Exercise instructions
Make an exact transcription of the material, leaving out all images.

Dataset records
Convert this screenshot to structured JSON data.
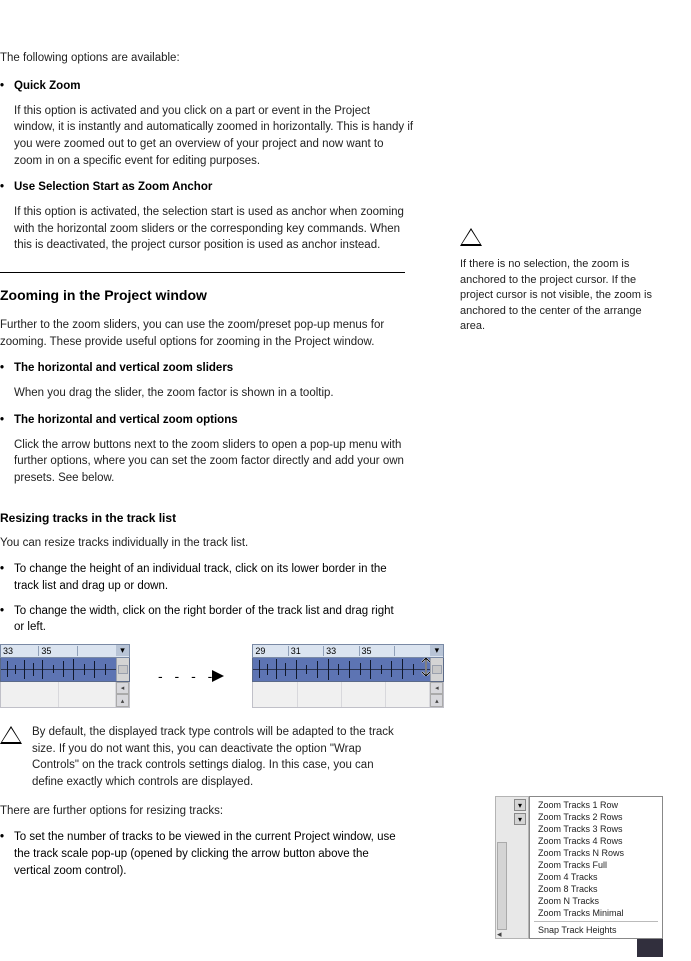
{
  "intro": "The following options are available:",
  "bullets_top": [
    {
      "title": "Quick Zoom",
      "desc": "If this option is activated and you click on a part or event in the Project window, it is instantly and automatically zoomed in horizontally. This is handy if you were zoomed out to get an overview of your project and now want to zoom in on a specific event for editing purposes."
    },
    {
      "title": "Use Selection Start as Zoom Anchor",
      "desc": "If this option is activated, the selection start is used as anchor when zooming with the horizontal zoom sliders or the corresponding key commands. When this is deactivated, the project cursor position is used as anchor instead."
    }
  ],
  "note_inline": "If there is no selection, the zoom is anchored to the project cursor. If the project cursor is not visible, the zoom is anchored to the center of the arrange area.",
  "subhead": "Resizing tracks in the track list",
  "h2": "Zooming in the Project window",
  "para_preset_intro": "Further to the zoom sliders, you can use the zoom/preset pop-up menus for zooming. These provide useful options for zooming in the Project window.",
  "bullets_mid": [
    {
      "title": "The horizontal and vertical zoom sliders",
      "desc": "When you drag the slider, the zoom factor is shown in a tooltip."
    },
    {
      "title": "The horizontal and vertical zoom options",
      "desc": "Click the arrow buttons next to the zoom sliders to open a pop-up menu with further options, where you can set the zoom factor directly and add your own presets. See below."
    }
  ],
  "para_resize": "You can resize tracks individually in the track list.",
  "bullets_resize": [
    {
      "text": "To change the height of an individual track, click on its lower border in the track list and drag up or down."
    },
    {
      "text": "To change the width, click on the right border of the track list and drag right or left."
    }
  ],
  "note_block": "By default, the displayed track type controls will be adapted to the track size. If you do not want this, you can deactivate the option \"Wrap Controls\" on the track controls settings dialog. In this case, you can define exactly which controls are displayed.",
  "para_last": "There are further options for resizing tracks:",
  "bullet_last": "To set the number of tracks to be viewed in the current Project window, use the track scale pop-up (opened by clicking the arrow button above the vertical zoom control).",
  "fig_a": {
    "ticks": [
      "33",
      "35"
    ]
  },
  "fig_b": {
    "ticks": [
      "29",
      "31",
      "33",
      "35"
    ]
  },
  "menu": {
    "items": [
      "Zoom Tracks 1 Row",
      "Zoom Tracks 2 Rows",
      "Zoom Tracks 3 Rows",
      "Zoom Tracks 4 Rows",
      "Zoom Tracks N Rows",
      "Zoom Tracks Full",
      "Zoom 4 Tracks",
      "Zoom 8 Tracks",
      "Zoom N Tracks",
      "Zoom Tracks Minimal"
    ],
    "last": "Snap Track Heights"
  }
}
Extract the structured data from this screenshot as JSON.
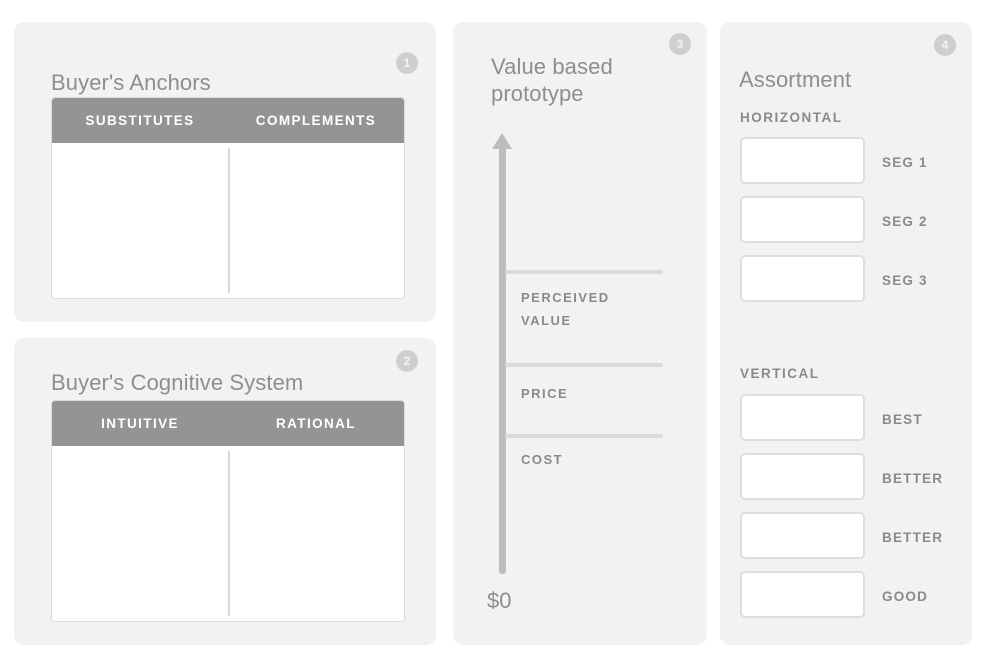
{
  "panels": [
    {
      "badge": "1",
      "title": "Buyer's Anchors",
      "columns": [
        "SUBSTITUTES",
        "COMPLEMENTS"
      ]
    },
    {
      "badge": "2",
      "title": "Buyer's Cognitive System",
      "columns": [
        "INTUITIVE",
        "RATIONAL"
      ]
    },
    {
      "badge": "3",
      "title": "Value based\nprototype",
      "axis_base_label": "$0",
      "levels": [
        {
          "label": "PERCEIVED\nVALUE"
        },
        {
          "label": "PRICE"
        },
        {
          "label": "COST"
        }
      ]
    },
    {
      "badge": "4",
      "title": "Assortment",
      "groups": [
        {
          "label": "HORIZONTAL",
          "items": [
            "SEG 1",
            "SEG 2",
            "SEG 3"
          ]
        },
        {
          "label": "VERTICAL",
          "items": [
            "BEST",
            "BETTER",
            "BETTER",
            "GOOD"
          ]
        }
      ]
    }
  ],
  "colors": {
    "page_background": "#ffffff",
    "panel_background": "#f2f2f2",
    "header_bar": "#949494",
    "badge": "#cfcfcf",
    "text_muted": "#8a8a8a",
    "title": "#8e8e8e",
    "axis": "#bdbdbd",
    "level_line": "#dadada",
    "swatch_border": "#dedede",
    "card_border": "#dcdcdc"
  }
}
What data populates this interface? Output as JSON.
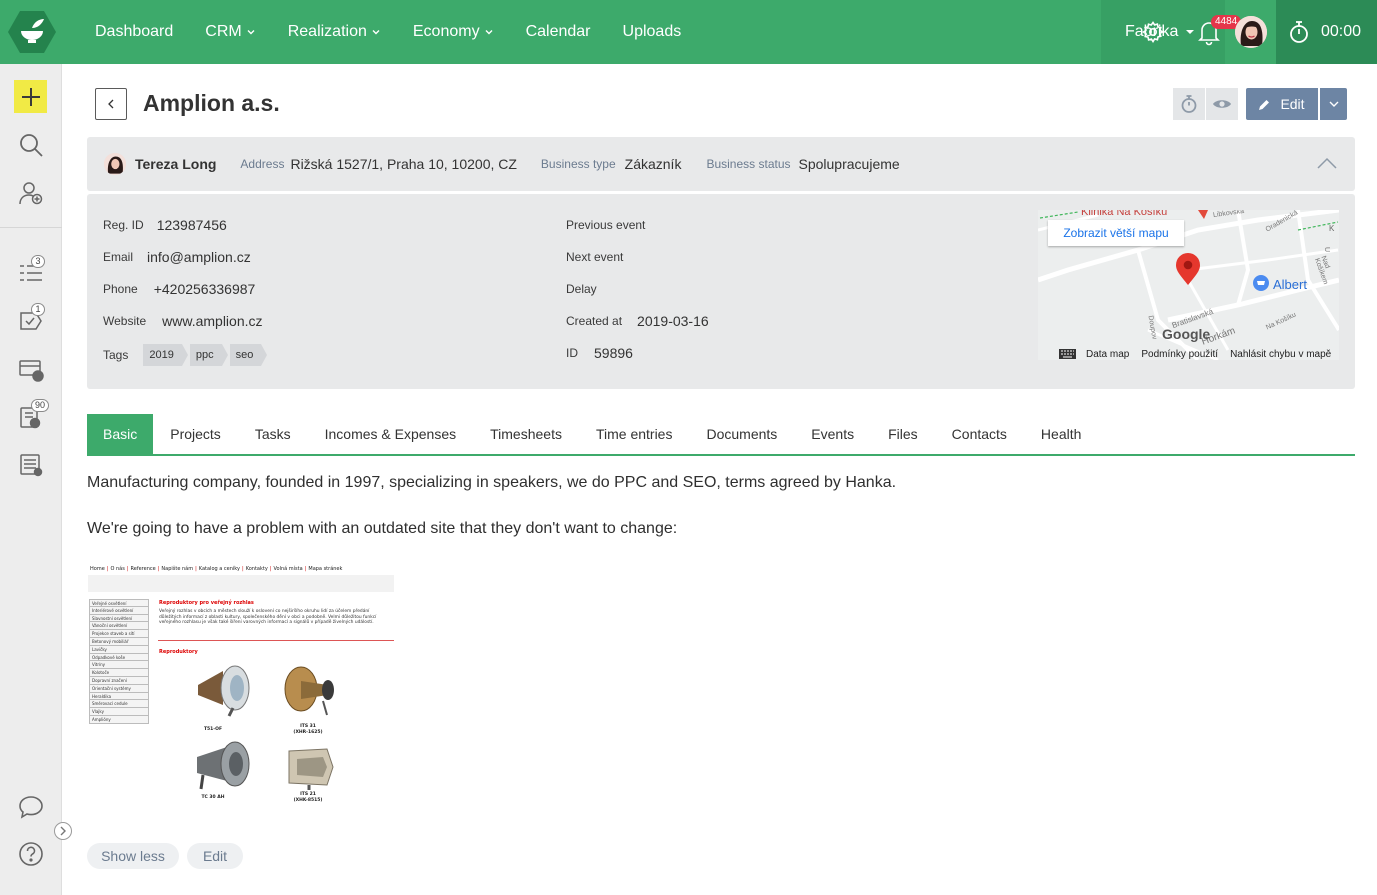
{
  "topbar": {
    "nav": [
      {
        "label": "Dashboard",
        "dropdown": false
      },
      {
        "label": "CRM",
        "dropdown": true
      },
      {
        "label": "Realization",
        "dropdown": true
      },
      {
        "label": "Economy",
        "dropdown": true
      },
      {
        "label": "Calendar",
        "dropdown": false
      },
      {
        "label": "Uploads",
        "dropdown": false
      }
    ],
    "company": "Fabrika",
    "notifications_count": "4484",
    "timer": "00:00"
  },
  "sidebar": {
    "badges": {
      "tasks": "3",
      "approvals": "1",
      "alerts": "90"
    }
  },
  "header": {
    "title": "Amplion a.s.",
    "edit_label": "Edit"
  },
  "summary": {
    "owner": "Tereza Long",
    "address_label": "Address",
    "address": "Rižská 1527/1, Praha 10, 10200, CZ",
    "business_type_label": "Business type",
    "business_type": "Zákazník",
    "business_status_label": "Business status",
    "business_status": "Spolupracujeme"
  },
  "details": {
    "left": {
      "reg_id_label": "Reg. ID",
      "reg_id": "123987456",
      "email_label": "Email",
      "email": "info@amplion.cz",
      "phone_label": "Phone",
      "phone": "+420256336987",
      "website_label": "Website",
      "website": "www.amplion.cz",
      "tags_label": "Tags",
      "tags": [
        "2019",
        "ppc",
        "seo"
      ]
    },
    "right": {
      "previous_event_label": "Previous event",
      "next_event_label": "Next event",
      "delay_label": "Delay",
      "created_at_label": "Created at",
      "created_at": "2019-03-16",
      "id_label": "ID",
      "id": "59896"
    },
    "map": {
      "button": "Zobrazit větší mapu",
      "footer": [
        "Data map",
        "Podmínky použití",
        "Nahlásit chybu v mapě"
      ],
      "places": {
        "top": "Klinika Na Košíku",
        "store": "Albert",
        "street1": "Libkovská",
        "street2": "Oradenická",
        "street3": "Bratislavská",
        "street4": "Na Košíku",
        "street5": "Nad Košíkem",
        "street6": "Horkám",
        "street7": "Doupov",
        "brand": "Google",
        "corner": "K",
        "corner2": "U"
      }
    }
  },
  "tabs": [
    "Basic",
    "Projects",
    "Tasks",
    "Incomes & Expenses",
    "Timesheets",
    "Time entries",
    "Documents",
    "Events",
    "Files",
    "Contacts",
    "Health"
  ],
  "description": {
    "p1": "Manufacturing company, founded in 1997, specializing in speakers, we do PPC and SEO, terms agreed by Hanka.",
    "p2": "We're going to have a problem with an outdated site that they don't want to change:"
  },
  "screenshot": {
    "menu": [
      "Home",
      "O nás",
      "Reference",
      "Napište nám",
      "Katalog a ceníky",
      "Kontakty",
      "Volná místa",
      "Mapa stránek"
    ],
    "side": [
      "Veřejné osvětlení",
      "Interiérové osvětlení",
      "Slavnostní osvětlení",
      "Vánoční osvětlení",
      "Projekce staveb a sítí",
      "Betonový mobiliář",
      "Lavičky",
      "Odpadkové koše",
      "Vitríny",
      "Kolotoče",
      "Dopravní značení",
      "Orientační systémy",
      "Heraldika",
      "Směrovací cedule",
      "Vlajky",
      "Amplióny"
    ],
    "heading": "Reproduktory pro veřejný rozhlas",
    "paragraph": "Veřejný rozhlas v obcích a městech slouží k oslovení co nejširšího okruhu lidí za účelem předání důležitých informací z oblasti kultury, společenského dění v obci a podobně. Velmi důležitou funkcí veřejného rozhlasu je však také šíření varovných informací a signálů v případě živelných událostí.",
    "section": "Reproduktory",
    "products": [
      {
        "name": "T51-OF",
        "code": ""
      },
      {
        "name": "ITS 31",
        "code": "(XHR-1625)"
      },
      {
        "name": "TC 30 AH",
        "code": ""
      },
      {
        "name": "ITS 21",
        "code": "(XHK-8515)"
      }
    ]
  },
  "actions": {
    "show_less": "Show less",
    "edit": "Edit"
  }
}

Result of the exercise
Convert this screenshot to structured JSON data.
{
  "intro": "The following options are available:",
  "bullets_top": [
    {
      "title": "Quick Zoom",
      "desc": "If this option is activated and you click on a part or event in the Project window, it is instantly and automatically zoomed in horizontally. This is handy if you were zoomed out to get an overview of your project and now want to zoom in on a specific event for editing purposes."
    },
    {
      "title": "Use Selection Start as Zoom Anchor",
      "desc": "If this option is activated, the selection start is used as anchor when zooming with the horizontal zoom sliders or the corresponding key commands. When this is deactivated, the project cursor position is used as anchor instead."
    }
  ],
  "note_inline": "If there is no selection, the zoom is anchored to the project cursor. If the project cursor is not visible, the zoom is anchored to the center of the arrange area.",
  "subhead": "Resizing tracks in the track list",
  "h2": "Zooming in the Project window",
  "para_preset_intro": "Further to the zoom sliders, you can use the zoom/preset pop-up menus for zooming. These provide useful options for zooming in the Project window.",
  "bullets_mid": [
    {
      "title": "The horizontal and vertical zoom sliders",
      "desc": "When you drag the slider, the zoom factor is shown in a tooltip."
    },
    {
      "title": "The horizontal and vertical zoom options",
      "desc": "Click the arrow buttons next to the zoom sliders to open a pop-up menu with further options, where you can set the zoom factor directly and add your own presets. See below."
    }
  ],
  "para_resize": "You can resize tracks individually in the track list.",
  "bullets_resize": [
    {
      "text": "To change the height of an individual track, click on its lower border in the track list and drag up or down."
    },
    {
      "text": "To change the width, click on the right border of the track list and drag right or left."
    }
  ],
  "note_block": "By default, the displayed track type controls will be adapted to the track size. If you do not want this, you can deactivate the option \"Wrap Controls\" on the track controls settings dialog. In this case, you can define exactly which controls are displayed.",
  "para_last": "There are further options for resizing tracks:",
  "bullet_last": "To set the number of tracks to be viewed in the current Project window, use the track scale pop-up (opened by clicking the arrow button above the vertical zoom control).",
  "fig_a": {
    "ticks": [
      "33",
      "35"
    ]
  },
  "fig_b": {
    "ticks": [
      "29",
      "31",
      "33",
      "35"
    ]
  },
  "menu": {
    "items": [
      "Zoom Tracks 1 Row",
      "Zoom Tracks 2 Rows",
      "Zoom Tracks 3 Rows",
      "Zoom Tracks 4 Rows",
      "Zoom Tracks N Rows",
      "Zoom Tracks Full",
      "Zoom 4 Tracks",
      "Zoom 8 Tracks",
      "Zoom N Tracks",
      "Zoom Tracks Minimal"
    ],
    "last": "Snap Track Heights"
  }
}
Extract the structured data from this screenshot as JSON.
{
  "panels": [
    {
      "badge": "1",
      "title": "Buyer's Anchors",
      "columns": [
        "SUBSTITUTES",
        "COMPLEMENTS"
      ]
    },
    {
      "badge": "2",
      "title": "Buyer's Cognitive System",
      "columns": [
        "INTUITIVE",
        "RATIONAL"
      ]
    },
    {
      "badge": "3",
      "title": "Value based\nprototype",
      "axis_base_label": "$0",
      "levels": [
        {
          "label": "PERCEIVED\nVALUE"
        },
        {
          "label": "PRICE"
        },
        {
          "label": "COST"
        }
      ]
    },
    {
      "badge": "4",
      "title": "Assortment",
      "groups": [
        {
          "label": "HORIZONTAL",
          "items": [
            "SEG 1",
            "SEG 2",
            "SEG 3"
          ]
        },
        {
          "label": "VERTICAL",
          "items": [
            "BEST",
            "BETTER",
            "BETTER",
            "GOOD"
          ]
        }
      ]
    }
  ],
  "colors": {
    "page_background": "#ffffff",
    "panel_background": "#f2f2f2",
    "header_bar": "#949494",
    "badge": "#cfcfcf",
    "text_muted": "#8a8a8a",
    "title": "#8e8e8e",
    "axis": "#bdbdbd",
    "level_line": "#dadada",
    "swatch_border": "#dedede",
    "card_border": "#dcdcdc"
  }
}
What data populates this interface? Output as JSON.
{
  "topbar": {
    "nav": [
      {
        "label": "Dashboard",
        "dropdown": false
      },
      {
        "label": "CRM",
        "dropdown": true
      },
      {
        "label": "Realization",
        "dropdown": true
      },
      {
        "label": "Economy",
        "dropdown": true
      },
      {
        "label": "Calendar",
        "dropdown": false
      },
      {
        "label": "Uploads",
        "dropdown": false
      }
    ],
    "company": "Fabrika",
    "notifications_count": "4484",
    "timer": "00:00"
  },
  "sidebar": {
    "badges": {
      "tasks": "3",
      "approvals": "1",
      "alerts": "90"
    }
  },
  "header": {
    "title": "Amplion a.s.",
    "edit_label": "Edit"
  },
  "summary": {
    "owner": "Tereza Long",
    "address_label": "Address",
    "address": "Rižská 1527/1, Praha 10, 10200, CZ",
    "business_type_label": "Business type",
    "business_type": "Zákazník",
    "business_status_label": "Business status",
    "business_status": "Spolupracujeme"
  },
  "details": {
    "left": {
      "reg_id_label": "Reg. ID",
      "reg_id": "123987456",
      "email_label": "Email",
      "email": "info@amplion.cz",
      "phone_label": "Phone",
      "phone": "+420256336987",
      "website_label": "Website",
      "website": "www.amplion.cz",
      "tags_label": "Tags",
      "tags": [
        "2019",
        "ppc",
        "seo"
      ]
    },
    "right": {
      "previous_event_label": "Previous event",
      "next_event_label": "Next event",
      "delay_label": "Delay",
      "created_at_label": "Created at",
      "created_at": "2019-03-16",
      "id_label": "ID",
      "id": "59896"
    },
    "map": {
      "button": "Zobrazit větší mapu",
      "footer": [
        "Data map",
        "Podmínky použití",
        "Nahlásit chybu v mapě"
      ],
      "places": {
        "top": "Klinika Na Košíku",
        "store": "Albert",
        "street1": "Libkovská",
        "street2": "Oradenická",
        "street3": "Bratislavská",
        "street4": "Na Košíku",
        "street5": "Nad Košíkem",
        "street6": "Horkám",
        "street7": "Doupov",
        "brand": "Google",
        "corner": "K",
        "corner2": "U"
      }
    }
  },
  "tabs": [
    "Basic",
    "Projects",
    "Tasks",
    "Incomes & Expenses",
    "Timesheets",
    "Time entries",
    "Documents",
    "Events",
    "Files",
    "Contacts",
    "Health"
  ],
  "description": {
    "p1": "Manufacturing company, founded in 1997, specializing in speakers, we do PPC and SEO, terms agreed by Hanka.",
    "p2": "We're going to have a problem with an outdated site that they don't want to change:"
  },
  "screenshot": {
    "menu": [
      "Home",
      "O nás",
      "Reference",
      "Napište nám",
      "Katalog a ceníky",
      "Kontakty",
      "Volná místa",
      "Mapa stránek"
    ],
    "side": [
      "Veřejné osvětlení",
      "Interiérové osvětlení",
      "Slavnostní osvětlení",
      "Vánoční osvětlení",
      "Projekce staveb a sítí",
      "Betonový mobiliář",
      "Lavičky",
      "Odpadkové koše",
      "Vitríny",
      "Kolotoče",
      "Dopravní značení",
      "Orientační systémy",
      "Heraldika",
      "Směrovací cedule",
      "Vlajky",
      "Amplióny"
    ],
    "heading": "Reproduktory pro veřejný rozhlas",
    "paragraph": "Veřejný rozhlas v obcích a městech slouží k oslovení co nejširšího okruhu lidí za účelem předání důležitých informací z oblasti kultury, společenského dění v obci a podobně. Velmi důležitou funkcí veřejného rozhlasu je však také šíření varovných informací a signálů v případě živelných událostí.",
    "section": "Reproduktory",
    "products": [
      {
        "name": "T51-OF",
        "code": ""
      },
      {
        "name": "ITS 31",
        "code": "(XHR-1625)"
      },
      {
        "name": "TC 30 AH",
        "code": ""
      },
      {
        "name": "ITS 21",
        "code": "(XHK-8515)"
      }
    ]
  },
  "actions": {
    "show_less": "Show less",
    "edit": "Edit"
  }
}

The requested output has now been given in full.